(Stored records)
══════════

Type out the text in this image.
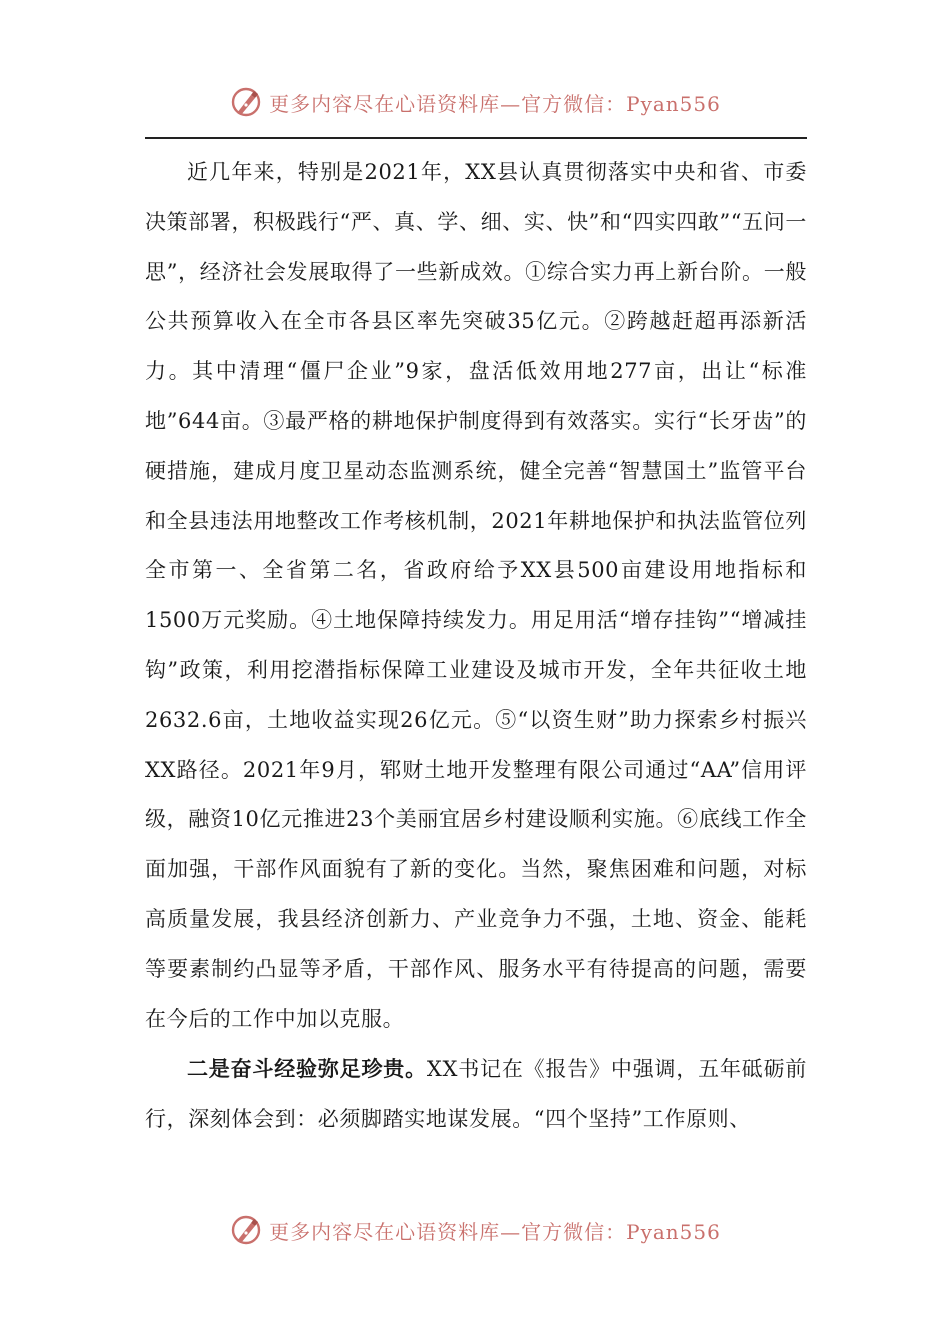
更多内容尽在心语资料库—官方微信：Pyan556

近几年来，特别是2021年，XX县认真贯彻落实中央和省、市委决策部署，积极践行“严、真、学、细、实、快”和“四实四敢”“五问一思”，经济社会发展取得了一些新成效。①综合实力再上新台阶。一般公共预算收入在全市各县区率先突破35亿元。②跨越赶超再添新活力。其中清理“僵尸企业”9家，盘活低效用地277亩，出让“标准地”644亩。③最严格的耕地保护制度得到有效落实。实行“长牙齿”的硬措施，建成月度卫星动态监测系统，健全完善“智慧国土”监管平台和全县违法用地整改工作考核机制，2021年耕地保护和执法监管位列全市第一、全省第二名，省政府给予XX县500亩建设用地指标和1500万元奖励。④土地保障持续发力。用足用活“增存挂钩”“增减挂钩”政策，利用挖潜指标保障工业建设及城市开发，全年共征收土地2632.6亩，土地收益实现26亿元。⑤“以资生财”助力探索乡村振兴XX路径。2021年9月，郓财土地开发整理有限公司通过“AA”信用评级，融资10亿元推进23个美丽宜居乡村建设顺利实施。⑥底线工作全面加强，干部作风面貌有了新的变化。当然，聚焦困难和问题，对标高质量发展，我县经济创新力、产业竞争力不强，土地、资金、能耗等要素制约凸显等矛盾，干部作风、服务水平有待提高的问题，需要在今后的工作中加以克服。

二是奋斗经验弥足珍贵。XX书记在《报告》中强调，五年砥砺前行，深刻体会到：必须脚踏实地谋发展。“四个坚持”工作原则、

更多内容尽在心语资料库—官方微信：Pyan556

══════════

== Stated problem ==
Give every record back exactly as it reads, with no images.

== Answer ==
Type out the text in this image.
更多内容尽在心语资料库—官方微信：Pyan556

近几年来，特别是2021年，XX县认真贯彻落实中央和省、市委决策部署，积极践行“严、真、学、细、实、快”和“四实四敢”“五问一思”，经济社会发展取得了一些新成效。①综合实力再上新台阶。一般公共预算收入在全市各县区率先突破35亿元。②跨越赶超再添新活力。其中清理“僵尸企业”9家，盘活低效用地277亩，出让“标准地”644亩。③最严格的耕地保护制度得到有效落实。实行“长牙齿”的硬措施，建成月度卫星动态监测系统，健全完善“智慧国土”监管平台和全县违法用地整改工作考核机制，2021年耕地保护和执法监管位列全市第一、全省第二名，省政府给予XX县500亩建设用地指标和1500万元奖励。④土地保障持续发力。用足用活“增存挂钩”“增减挂钩”政策，利用挖潜指标保障工业建设及城市开发，全年共征收土地2632.6亩，土地收益实现26亿元。⑤“以资生财”助力探索乡村振兴XX路径。2021年9月，郓财土地开发整理有限公司通过“AA”信用评级，融资10亿元推进23个美丽宜居乡村建设顺利实施。⑥底线工作全面加强，干部作风面貌有了新的变化。当然，聚焦困难和问题，对标高质量发展，我县经济创新力、产业竞争力不强，土地、资金、能耗等要素制约凸显等矛盾，干部作风、服务水平有待提高的问题，需要在今后的工作中加以克服。

二是奋斗经验弥足珍贵。XX书记在《报告》中强调，五年砥砺前行，深刻体会到：必须脚踏实地谋发展。“四个坚持”工作原则、

更多内容尽在心语资料库—官方微信：Pyan556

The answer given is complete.